» What you need to do
Single out the lines of the material that contain "symptoms" and copy them.

Stored data entries
----
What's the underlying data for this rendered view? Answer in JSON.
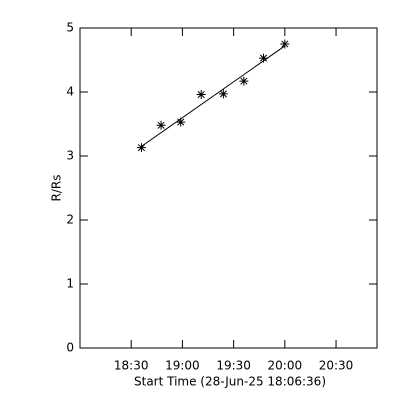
{
  "chart_data": {
    "type": "scatter",
    "xlabel": "Start Time (28-Jun-25 18:06:36)",
    "ylabel": "R/Rs",
    "x": [
      1116,
      1127.5,
      1139,
      1151,
      1164,
      1176,
      1187.5,
      1200
    ],
    "values": [
      3.13,
      3.48,
      3.53,
      3.96,
      3.97,
      4.17,
      4.53,
      4.75
    ],
    "color": "#000000",
    "fit": {
      "x": [
        1116,
        1200
      ],
      "values": [
        3.15,
        4.72
      ]
    },
    "xlim": [
      1080,
      1254
    ],
    "xticks": [
      {
        "value": 1110,
        "label": "18:30"
      },
      {
        "value": 1140,
        "label": "19:00"
      },
      {
        "value": 1170,
        "label": "19:30"
      },
      {
        "value": 1200,
        "label": "20:00"
      },
      {
        "value": 1230,
        "label": "20:30"
      }
    ],
    "ylim": [
      0,
      5
    ],
    "yticks": [
      0,
      1,
      2,
      3,
      4,
      5
    ]
  }
}
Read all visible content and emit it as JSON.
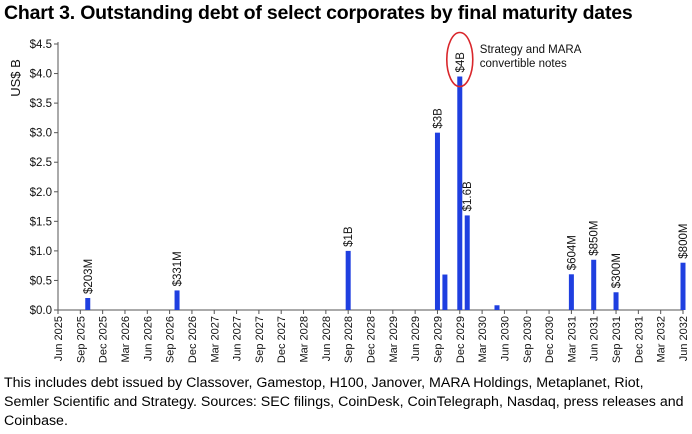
{
  "chart_data": {
    "type": "bar",
    "title": "Chart 3. Outstanding debt of select corporates by final maturity dates",
    "ylabel": "US$ B",
    "xlabel": "",
    "ylim": [
      0,
      4.5
    ],
    "yticks": [
      "$0.0",
      "$0.5",
      "$1.0",
      "$1.5",
      "$2.0",
      "$2.5",
      "$3.0",
      "$3.5",
      "$4.0",
      "$4.5"
    ],
    "grid": false,
    "x_start": "Jun 2025",
    "x_end": "Jun 2032",
    "xtick_labels": [
      "Jun 2025",
      "Sep 2025",
      "Dec 2025",
      "Mar 2026",
      "Jun 2026",
      "Sep 2026",
      "Dec 2026",
      "Mar 2027",
      "Jun 2027",
      "Sep 2027",
      "Dec 2027",
      "Mar 2028",
      "Jun 2028",
      "Sep 2028",
      "Dec 2028",
      "Mar 2029",
      "Jun 2029",
      "Sep 2029",
      "Dec 2029",
      "Mar 2030",
      "Jun 2030",
      "Sep 2030",
      "Dec 2030",
      "Mar 2031",
      "Jun 2031",
      "Sep 2031",
      "Dec 2031",
      "Mar 2032",
      "Jun 2032"
    ],
    "series": [
      {
        "name": "Outstanding debt",
        "color": "#1f3fe0",
        "points": [
          {
            "month": 4,
            "value": 0.203,
            "label": "$203M"
          },
          {
            "month": 16,
            "value": 0.331,
            "label": "$331M"
          },
          {
            "month": 39,
            "value": 1.0,
            "label": "$1B"
          },
          {
            "month": 51,
            "value": 3.0,
            "label": "$3B"
          },
          {
            "month": 52,
            "value": 0.6,
            "label": ""
          },
          {
            "month": 54,
            "value": 3.95,
            "label": "$4B"
          },
          {
            "month": 55,
            "value": 1.6,
            "label": "$1.6B"
          },
          {
            "month": 59,
            "value": 0.08,
            "label": ""
          },
          {
            "month": 69,
            "value": 0.604,
            "label": "$604M"
          },
          {
            "month": 72,
            "value": 0.85,
            "label": "$850M"
          },
          {
            "month": 75,
            "value": 0.3,
            "label": "$300M"
          },
          {
            "month": 84,
            "value": 0.8,
            "label": "$800M"
          }
        ]
      }
    ],
    "annotation": {
      "line1": "Strategy and MARA",
      "line2": "convertible notes",
      "circled_label": "$4B",
      "circle_color": "#d9262b"
    }
  },
  "footnote": "This includes debt issued by Classover, Gamestop, H100, Janover, MARA Holdings, Metaplanet, Riot, Semler Scientific and Strategy. Sources: SEC filings, CoinDesk, CoinTelegraph, Nasdaq, press releases and Coinbase."
}
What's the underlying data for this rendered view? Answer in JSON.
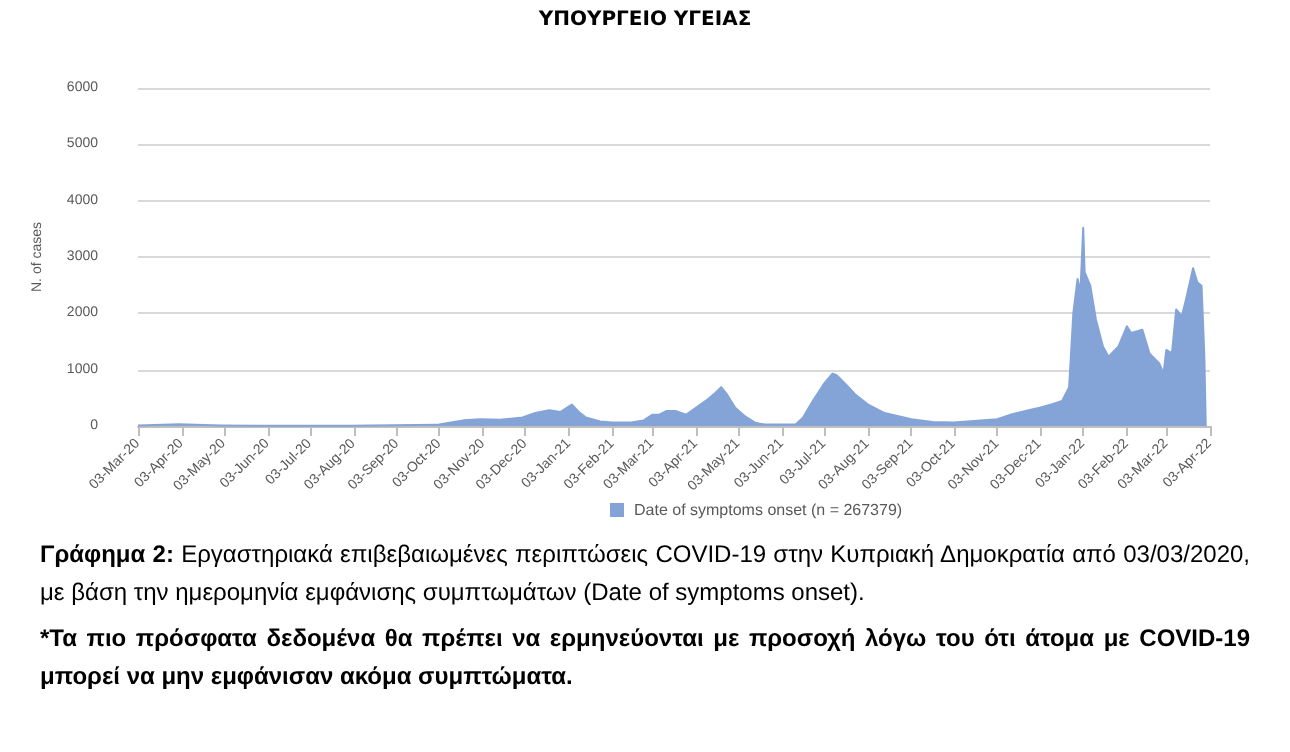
{
  "chart_data": {
    "type": "area",
    "title": "ΥΠΟΥΡΓΕΙΟ ΥΓΕΙΑΣ",
    "ylabel": "N. of cases",
    "x": [
      "2020-03-03",
      "2020-04-01",
      "2020-05-01",
      "2020-06-01",
      "2020-08-01",
      "2020-10-01",
      "2020-10-10",
      "2020-10-20",
      "2020-11-01",
      "2020-11-15",
      "2020-12-01",
      "2020-12-10",
      "2020-12-20",
      "2020-12-28",
      "2021-01-03",
      "2021-01-05",
      "2021-01-10",
      "2021-01-15",
      "2021-01-25",
      "2021-02-03",
      "2021-02-15",
      "2021-02-25",
      "2021-03-03",
      "2021-03-08",
      "2021-03-13",
      "2021-03-20",
      "2021-03-27",
      "2021-04-03",
      "2021-04-10",
      "2021-04-17",
      "2021-04-21",
      "2021-04-25",
      "2021-05-01",
      "2021-05-08",
      "2021-05-15",
      "2021-05-22",
      "2021-06-03",
      "2021-06-13",
      "2021-06-18",
      "2021-06-25",
      "2021-07-03",
      "2021-07-09",
      "2021-07-12",
      "2021-07-18",
      "2021-07-25",
      "2021-08-03",
      "2021-08-15",
      "2021-09-03",
      "2021-09-18",
      "2021-10-03",
      "2021-10-15",
      "2021-11-03",
      "2021-11-13",
      "2021-11-23",
      "2021-12-03",
      "2021-12-12",
      "2021-12-19",
      "2021-12-24",
      "2021-12-27",
      "2021-12-30",
      "2022-01-01",
      "2022-01-03",
      "2022-01-04",
      "2022-01-08",
      "2022-01-12",
      "2022-01-17",
      "2022-01-21",
      "2022-01-28",
      "2022-02-03",
      "2022-02-06",
      "2022-02-14",
      "2022-02-19",
      "2022-02-26",
      "2022-03-01",
      "2022-03-03",
      "2022-03-07",
      "2022-03-10",
      "2022-03-14",
      "2022-03-17",
      "2022-03-22",
      "2022-03-25",
      "2022-03-28",
      "2022-03-30",
      "2022-03-31"
    ],
    "series": [
      {
        "name": "Date of symptoms onset (n = 267379)",
        "color": "#84a4d8",
        "values": [
          10,
          30,
          10,
          5,
          5,
          20,
          60,
          100,
          120,
          110,
          150,
          230,
          280,
          250,
          350,
          380,
          250,
          150,
          80,
          60,
          60,
          100,
          200,
          200,
          265,
          265,
          200,
          325,
          445,
          590,
          690,
          565,
          325,
          170,
          60,
          25,
          25,
          30,
          145,
          445,
          750,
          930,
          900,
          750,
          565,
          385,
          230,
          120,
          70,
          60,
          85,
          120,
          205,
          265,
          325,
          385,
          445,
          690,
          2010,
          2610,
          2370,
          3520,
          2730,
          2490,
          1890,
          1410,
          1230,
          1410,
          1770,
          1650,
          1710,
          1290,
          1110,
          930,
          1350,
          1290,
          2070,
          1950,
          2250,
          2800,
          2550,
          2490,
          1230,
          0
        ]
      }
    ],
    "xlim": [
      "2020-03-03",
      "2022-04-03"
    ],
    "xticks": [
      {
        "value": "2020-03-03",
        "label": "03-Mar-20"
      },
      {
        "value": "2020-04-03",
        "label": "03-Apr-20"
      },
      {
        "value": "2020-05-03",
        "label": "03-May-20"
      },
      {
        "value": "2020-06-03",
        "label": "03-Jun-20"
      },
      {
        "value": "2020-07-03",
        "label": "03-Jul-20"
      },
      {
        "value": "2020-08-03",
        "label": "03-Aug-20"
      },
      {
        "value": "2020-09-03",
        "label": "03-Sep-20"
      },
      {
        "value": "2020-10-03",
        "label": "03-Oct-20"
      },
      {
        "value": "2020-11-03",
        "label": "03-Nov-20"
      },
      {
        "value": "2020-12-03",
        "label": "03-Dec-20"
      },
      {
        "value": "2021-01-03",
        "label": "03-Jan-21"
      },
      {
        "value": "2021-02-03",
        "label": "03-Feb-21"
      },
      {
        "value": "2021-03-03",
        "label": "03-Mar-21"
      },
      {
        "value": "2021-04-03",
        "label": "03-Apr-21"
      },
      {
        "value": "2021-05-03",
        "label": "03-May-21"
      },
      {
        "value": "2021-06-03",
        "label": "03-Jun-21"
      },
      {
        "value": "2021-07-03",
        "label": "03-Jul-21"
      },
      {
        "value": "2021-08-03",
        "label": "03-Aug-21"
      },
      {
        "value": "2021-09-03",
        "label": "03-Sep-21"
      },
      {
        "value": "2021-10-03",
        "label": "03-Oct-21"
      },
      {
        "value": "2021-11-03",
        "label": "03-Nov-21"
      },
      {
        "value": "2021-12-03",
        "label": "03-Dec-21"
      },
      {
        "value": "2022-01-03",
        "label": "03-Jan-22"
      },
      {
        "value": "2022-02-03",
        "label": "03-Feb-22"
      },
      {
        "value": "2022-03-03",
        "label": "03-Mar-22"
      },
      {
        "value": "2022-04-03",
        "label": "03-Apr-22"
      }
    ],
    "ylim": [
      0,
      6000
    ],
    "yticks": [
      0,
      1000,
      2000,
      3000,
      4000,
      5000,
      6000
    ],
    "grid": "y",
    "legend": "bottom",
    "annotations": [
      "Γράφημα 2: Εργαστηριακά επιβεβαιωμένες περιπτώσεις COVID-19 στην Κυπριακή Δημοκρατία από 03/03/2020, με βάση την ημερομηνία εμφάνισης συμπτωμάτων (Date of symptoms onset).",
      "*Τα πιο πρόσφατα δεδομένα θα πρέπει να ερμηνεύονται με προσοχή λόγω του ότι άτομα με COVID-19 μπορεί να μην εμφάνισαν ακόμα συμπτώματα."
    ]
  }
}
----
» Task output
        "name": "Date of symptoms onset (n = 267379)",
      "Γράφημα 2: Εργαστηριακά επιβεβαιωμένες περιπτώσεις COVID-19 στην Κυπριακή Δημοκρατία από 03/03/2020, με βάση την ημερομηνία εμφάνισης συμπτωμάτων (Date of symptoms onset).",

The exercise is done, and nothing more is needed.